■ **Work required**
Reproduce every entry below precisely; do not include the pictures.

(Extracted records)

● ● ● ● ● ● ●

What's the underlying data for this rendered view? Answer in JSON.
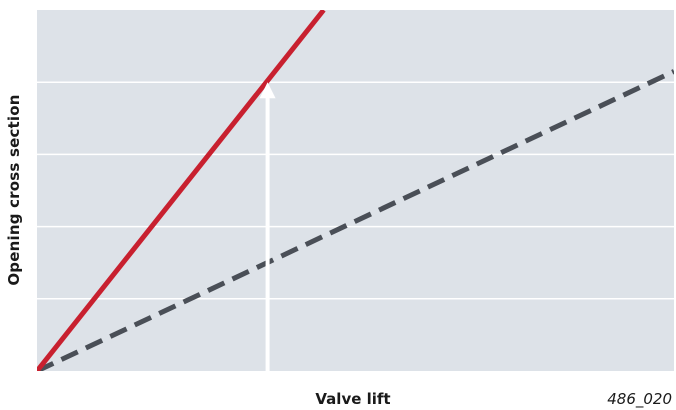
{
  "chart_data": {
    "type": "line",
    "xlabel": "Valve lift",
    "ylabel": "Opening cross section",
    "figure_id": "486_020",
    "grid": true,
    "xlim": [
      0,
      1
    ],
    "ylim": [
      0,
      1
    ],
    "yticks": [
      0,
      0.2,
      0.4,
      0.6,
      0.8,
      1.0
    ],
    "series": [
      {
        "style": "solid",
        "color": "#c8202f",
        "x": [
          0,
          0.45
        ],
        "y": [
          0,
          1.0
        ]
      },
      {
        "style": "dashed",
        "color": "#4a4f57",
        "x": [
          0,
          1.0
        ],
        "y": [
          0,
          0.83
        ]
      }
    ],
    "annotation": {
      "type": "arrow",
      "color": "#ffffff",
      "x": 0.362,
      "y_from": 0,
      "y_to": 0.8
    },
    "colors": {
      "plot_background": "#dde2e8",
      "gridline": "#ffffff"
    }
  }
}
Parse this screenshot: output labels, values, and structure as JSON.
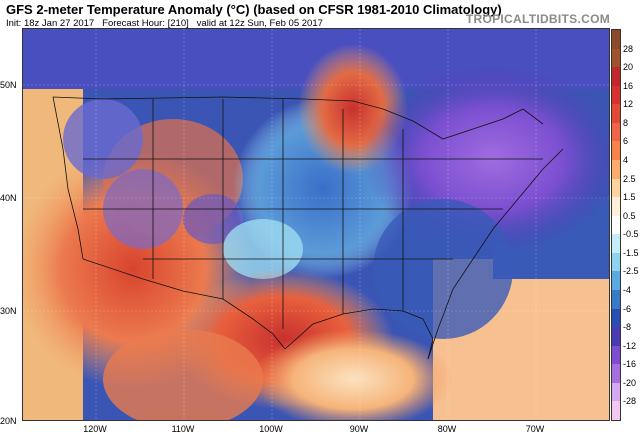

● ● ● ● ● ● ●

■ **Result for this exercise**
What's the underlying data for this rendered view? Answer in JSON.
{
  "chart_data": {
    "type": "line",
    "xlabel": "Valve lift",
    "ylabel": "Opening cross section",
    "figure_id": "486_020",
    "grid": true,
    "xlim": [
      0,
      1
    ],
    "ylim": [
      0,
      1
    ],
    "yticks": [
      0,
      0.2,
      0.4,
      0.6,
      0.8,
      1.0
    ],
    "series": [
      {
        "style": "solid",
        "color": "#c8202f",
        "x": [
          0,
          0.45
        ],
        "y": [
          0,
          1.0
        ]
      },
      {
        "style": "dashed",
        "color": "#4a4f57",
        "x": [
          0,
          1.0
        ],
        "y": [
          0,
          0.83
        ]
      }
    ],
    "annotation": {
      "type": "arrow",
      "color": "#ffffff",
      "x": 0.362,
      "y_from": 0,
      "y_to": 0.8
    },
    "colors": {
      "plot_background": "#dde2e8",
      "gridline": "#ffffff"
    }
  }
}
Parse this screenshot: output labels, values, and structure as JSON.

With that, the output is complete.